▸ **ВАШЕ ЗАДАНИЕ**
Перепишите из фрагмента текста слово в слово отрывок от «Соревнование мировых систем» до «исключительно верхний слой.» включительно.

▸ **ФРАГМЕНТ ТЕКСТА**
Между тем сложная архитектоника аксёновских романов, весьма разнообразных при относительной однотипности протагонистов, сквозные аксёновские мотивы, открытые — при всей определённости — финалы, некоторая расплывчатость позитива при однозначном и ярко очерченном негативе заслуживают серьёзнейшего внимания: Аксёнов сказал о семидесятых и восьмидесятых нечто более важное, чем о шестидесятых. Более того, семидесятые, особенно вторая их половина, остаются наиболее интересным и, пожалуй, непонятым советским периодом. Описаны они либо поверхностно, либо уклончиво: одни умерли, другие спились, третьи уехали — фиксировать гротескную реальность поздней брежневщины стало некому, а между тем в СССР заваривались интересные дела.
Соревнование мировых систем шло к медленной, предсказанной Сахаровым и, казалось, неизбежной конвергенции. Режим уже был нереформируем: вероятней всего, точка бифуркации была пройдена где-то в 1961—1962 годах, в середине хрущёвского правления, и уже в 1968 году рыпаться было поздно.
Но хаотический распад девяностых не был ещё предопределён: некоторые процессы можно было остановить либо спустить на тормозах. Широко обсуждались разные варианты выхода из советского тупика — консервативный (в духе почвенников), земский (вариант Солженицына), либеральный (сахаровский), военный, технократический и так далее, вплоть до религиозной утопии. Бурно цвёл самиздат, в котором не переводились рецепты спасения Отечества. «Остров Крым» появился ровно на пике всех этих дискуссий. И, разумеется, тогда было никак не до аксёновских метафор: из многослойного торта выедался исключительно верхний слой.
Справедливости ради заметим, что в официальной литературе конца семидесятых реальность уже присутствовала в опосредованном, гротескно-фантастическом виде. Дело было не в цензуре, поскольку тенденция распространялась и на самиздат: просто ни у кого не хватало сил описывать это безумие как оно есть. В естественном своём виде оно было слишком скучно. Вдобавок реальность была достаточно фантастична и сама по себе: фантастика тоже бывает скучной, как доказывают некоторые страницы Кафки. Все настолько всё понимали и притворялись настолько спустя рукава, что сквозь иссякающую, ветшающую ткань советской действительности уже вовсю просвечивала метафизика. Об этой эпохе написано мало, но хорошо: вторая и третья части трилогии Стругацких, «Альтист Данилов» Орлова, «Тридцатая любовь Марины» Сорокина, «Московский гамбит» Мамлеева, «Коробейники» Каштанова, «Последнее лето на Волге» Горенштейна, некоторые вспомнят «Ягодные места» Евтушенко (роман характерный, но слабый), кто-то — «Время и место» Трифонова (но Трифонова в это время сильнее интересовали тридцатые, эпоха «Исчезновения» — «как это получилось»; с современностью он, кажется, попрощался в «Другой жизни»).

▸ **СОБРАННЫЕ ДАННЫЕ**
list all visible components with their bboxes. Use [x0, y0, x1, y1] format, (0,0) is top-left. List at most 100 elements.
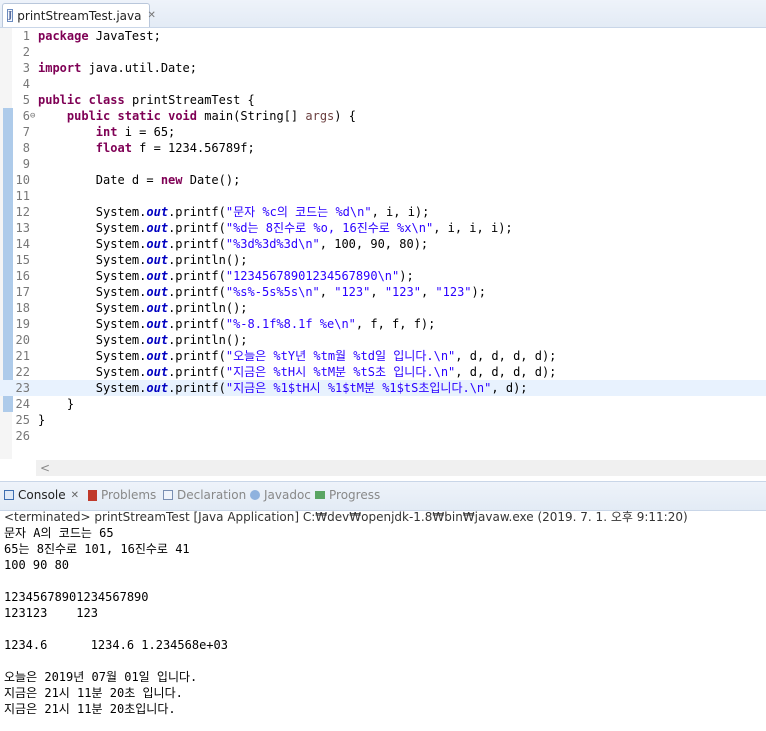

▸ **ОТВЕТ НА ЗАДАНИЕ**
Соревнование мировых систем шло к медленной, предсказанной Сахаровым и, казалось, неизбежной конвергенции. Режим уже был нереформируем: вероятней всего, точка бифуркации была пройдена где-то в 1961—1962 годах, в середине хрущёвского правления, и уже в 1968 году рыпаться было поздно.
Но хаотический распад девяностых не был ещё предопределён: некоторые процессы можно было остановить либо спустить на тормозах. Широко обсуждались разные варианты выхода из советского тупика — консервативный (в духе почвенников), земский (вариант Солженицына), либеральный (сахаровский), военный, технократический и так далее, вплоть до религиозной утопии. Бурно цвёл самиздат, в котором не переводились рецепты спасения Отечества. «Остров Крым» появился ровно на пике всех этих дискуссий. И, разумеется, тогда было никак не до аксёновских метафор: из многослойного торта выедался исключительно верхний слой.